- [TASK ITEM A]:
In the insurance market text below, return everything from "The AMA argues" down to "physicians and hospitals.", word for word.
- [TASK ITEM B]:
Using the insurance market text below, answer yes or no to whether each statement agrees with it, and quote the text's deciding words for each: (i) The AMA says that in 48% of U.S. metropolitan statistical areas, at least one insurer holds a market share of 50% or more. (ii) The Department of Justice and the Federal Trade Commission set their definition of "highly concentrated" in 2007. (iii) Enrollment at the 7 largest U.S. health carriers fell between September 2009 and September 2010.

(Beginning of TEXT SEGMENT)

The American Medical Association (AMA) says most U.S. commercial health insurance markets are "highly concentrated."
The AMA, Chicago, says at least one insurer has a market share of 50% or more in 48% of U.S. metropolitan statistical areas.
In 99% of the markets, the health insurance market meets the definition of "highly concentrated" that the U.S. Department of Justice and the Federal Trade Commission set in 1997, the AMA says.
The AMA argues that health insurer concentration helps insurers dominate physicians in an unfair way.
Health insurers traditionally have argued that they need substantial market clout to bargain for reasonable prices from physicians and hospitals.
In another look at large health plans, Mark Farrah Associates, Kennebunk, Maine, is reporting that health plan enrollment at the 7 largest U.S. health carriers increased 0.3% between September 2009 and September 2010, to about 126 million.

(End of TEXT SEGMENT)
(Beginning of INPUT DATA)

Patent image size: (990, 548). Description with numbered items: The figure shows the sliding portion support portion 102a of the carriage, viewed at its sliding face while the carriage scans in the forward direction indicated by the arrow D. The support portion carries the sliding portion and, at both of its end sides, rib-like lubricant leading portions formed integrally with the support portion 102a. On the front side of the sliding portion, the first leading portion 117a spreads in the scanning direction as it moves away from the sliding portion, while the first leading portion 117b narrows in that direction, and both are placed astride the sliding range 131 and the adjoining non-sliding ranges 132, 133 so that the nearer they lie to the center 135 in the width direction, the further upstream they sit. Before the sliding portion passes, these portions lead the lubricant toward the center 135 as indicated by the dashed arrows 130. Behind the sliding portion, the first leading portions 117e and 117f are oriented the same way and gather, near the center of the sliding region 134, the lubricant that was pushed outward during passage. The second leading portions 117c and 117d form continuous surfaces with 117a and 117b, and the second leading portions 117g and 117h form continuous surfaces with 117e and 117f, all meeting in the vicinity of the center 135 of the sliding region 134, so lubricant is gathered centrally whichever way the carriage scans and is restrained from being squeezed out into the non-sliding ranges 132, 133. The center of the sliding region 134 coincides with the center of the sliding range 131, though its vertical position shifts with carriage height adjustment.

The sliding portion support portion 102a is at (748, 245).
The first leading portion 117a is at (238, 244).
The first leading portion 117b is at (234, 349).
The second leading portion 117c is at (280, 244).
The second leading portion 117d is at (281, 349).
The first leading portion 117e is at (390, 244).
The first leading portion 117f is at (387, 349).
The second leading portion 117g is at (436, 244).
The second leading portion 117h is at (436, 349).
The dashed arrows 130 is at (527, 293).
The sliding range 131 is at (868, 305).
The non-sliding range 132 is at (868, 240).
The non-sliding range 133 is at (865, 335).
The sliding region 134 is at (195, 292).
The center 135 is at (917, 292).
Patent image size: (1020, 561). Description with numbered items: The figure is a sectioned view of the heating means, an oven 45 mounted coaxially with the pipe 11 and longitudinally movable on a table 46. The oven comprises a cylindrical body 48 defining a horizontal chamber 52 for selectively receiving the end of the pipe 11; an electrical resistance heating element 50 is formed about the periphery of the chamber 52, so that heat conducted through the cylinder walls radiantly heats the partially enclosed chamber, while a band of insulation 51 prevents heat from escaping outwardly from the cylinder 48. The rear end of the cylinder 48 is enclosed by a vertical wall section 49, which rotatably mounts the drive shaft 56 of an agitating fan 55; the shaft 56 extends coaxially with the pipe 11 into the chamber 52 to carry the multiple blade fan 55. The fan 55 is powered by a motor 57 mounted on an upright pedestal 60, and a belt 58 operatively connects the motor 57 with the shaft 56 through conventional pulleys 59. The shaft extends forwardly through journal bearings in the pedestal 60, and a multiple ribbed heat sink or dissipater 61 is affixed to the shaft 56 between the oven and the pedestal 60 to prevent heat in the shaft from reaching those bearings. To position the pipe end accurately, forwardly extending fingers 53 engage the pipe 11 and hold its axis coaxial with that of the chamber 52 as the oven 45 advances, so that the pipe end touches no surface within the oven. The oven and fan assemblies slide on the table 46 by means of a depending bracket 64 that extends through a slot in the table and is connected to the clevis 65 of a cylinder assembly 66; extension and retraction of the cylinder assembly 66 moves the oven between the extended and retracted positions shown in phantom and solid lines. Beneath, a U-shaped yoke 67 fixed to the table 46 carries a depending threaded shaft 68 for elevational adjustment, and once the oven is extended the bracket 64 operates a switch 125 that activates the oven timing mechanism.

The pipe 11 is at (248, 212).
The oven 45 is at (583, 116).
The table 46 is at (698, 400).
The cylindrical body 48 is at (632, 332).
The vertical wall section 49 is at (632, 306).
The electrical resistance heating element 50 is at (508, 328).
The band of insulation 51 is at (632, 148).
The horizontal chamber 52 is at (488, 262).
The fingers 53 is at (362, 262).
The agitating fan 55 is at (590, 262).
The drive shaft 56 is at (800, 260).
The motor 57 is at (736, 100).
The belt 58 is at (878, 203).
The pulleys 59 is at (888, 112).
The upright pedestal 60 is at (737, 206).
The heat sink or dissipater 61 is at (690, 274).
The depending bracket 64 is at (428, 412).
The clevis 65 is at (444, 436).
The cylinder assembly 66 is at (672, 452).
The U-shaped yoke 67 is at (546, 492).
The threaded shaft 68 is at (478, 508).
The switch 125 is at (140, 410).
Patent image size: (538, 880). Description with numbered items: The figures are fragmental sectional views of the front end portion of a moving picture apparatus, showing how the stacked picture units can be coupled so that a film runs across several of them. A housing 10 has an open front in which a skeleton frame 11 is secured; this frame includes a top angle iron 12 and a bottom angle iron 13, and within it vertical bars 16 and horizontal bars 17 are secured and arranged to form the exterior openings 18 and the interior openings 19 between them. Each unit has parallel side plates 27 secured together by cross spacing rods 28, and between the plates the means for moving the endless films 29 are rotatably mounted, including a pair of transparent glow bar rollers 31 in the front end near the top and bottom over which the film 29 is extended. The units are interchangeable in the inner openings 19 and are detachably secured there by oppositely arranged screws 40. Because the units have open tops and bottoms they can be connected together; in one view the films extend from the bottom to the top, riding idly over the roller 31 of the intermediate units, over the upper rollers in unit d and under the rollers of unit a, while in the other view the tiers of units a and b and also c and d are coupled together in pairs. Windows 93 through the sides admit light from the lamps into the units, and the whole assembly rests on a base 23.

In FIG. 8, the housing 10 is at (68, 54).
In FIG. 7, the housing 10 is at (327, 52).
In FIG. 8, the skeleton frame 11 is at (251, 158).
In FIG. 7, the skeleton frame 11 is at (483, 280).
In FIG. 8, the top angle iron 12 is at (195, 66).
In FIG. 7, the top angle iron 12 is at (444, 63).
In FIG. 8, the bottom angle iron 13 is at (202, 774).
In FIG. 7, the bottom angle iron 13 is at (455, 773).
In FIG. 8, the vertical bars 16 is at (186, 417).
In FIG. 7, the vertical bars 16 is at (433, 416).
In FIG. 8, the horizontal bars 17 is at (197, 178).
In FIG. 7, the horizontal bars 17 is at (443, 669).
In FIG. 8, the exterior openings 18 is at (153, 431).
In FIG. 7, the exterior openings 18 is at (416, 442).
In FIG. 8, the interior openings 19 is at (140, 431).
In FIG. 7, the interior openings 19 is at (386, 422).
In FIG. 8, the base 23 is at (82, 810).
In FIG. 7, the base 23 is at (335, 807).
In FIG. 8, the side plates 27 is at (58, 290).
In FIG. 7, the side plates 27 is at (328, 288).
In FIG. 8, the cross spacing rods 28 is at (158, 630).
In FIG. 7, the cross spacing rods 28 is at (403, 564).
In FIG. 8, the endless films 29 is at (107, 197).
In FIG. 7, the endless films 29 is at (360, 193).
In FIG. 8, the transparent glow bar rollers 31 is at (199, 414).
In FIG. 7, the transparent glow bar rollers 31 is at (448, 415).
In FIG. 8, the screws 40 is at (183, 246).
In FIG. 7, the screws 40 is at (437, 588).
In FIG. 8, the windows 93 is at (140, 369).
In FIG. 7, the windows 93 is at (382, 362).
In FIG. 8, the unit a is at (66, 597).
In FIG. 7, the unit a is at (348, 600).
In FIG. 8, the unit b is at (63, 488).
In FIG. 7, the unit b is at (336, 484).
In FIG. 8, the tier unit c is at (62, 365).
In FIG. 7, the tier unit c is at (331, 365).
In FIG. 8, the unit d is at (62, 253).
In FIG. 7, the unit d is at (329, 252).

(End of INPUT DATA)

- [SOLUTION A]:
The AMA argues that health insurer concentration helps insurers dominate physicians in an unfair way.
Health insurers traditionally have argued that they need substantial market clout to bargain for reasonable prices from physicians and hospitals.

- [SOLUTION B]:
(i) Yes: "at least one insurer has a market share of 50% or more in 48% of U.S. metropolitan statistical areas."
(ii) No: "that the U.S. Department of Justice and the Federal Trade Commission set in 1997."
(iii) No: "increased 0.3% between September 2009 and September 2010."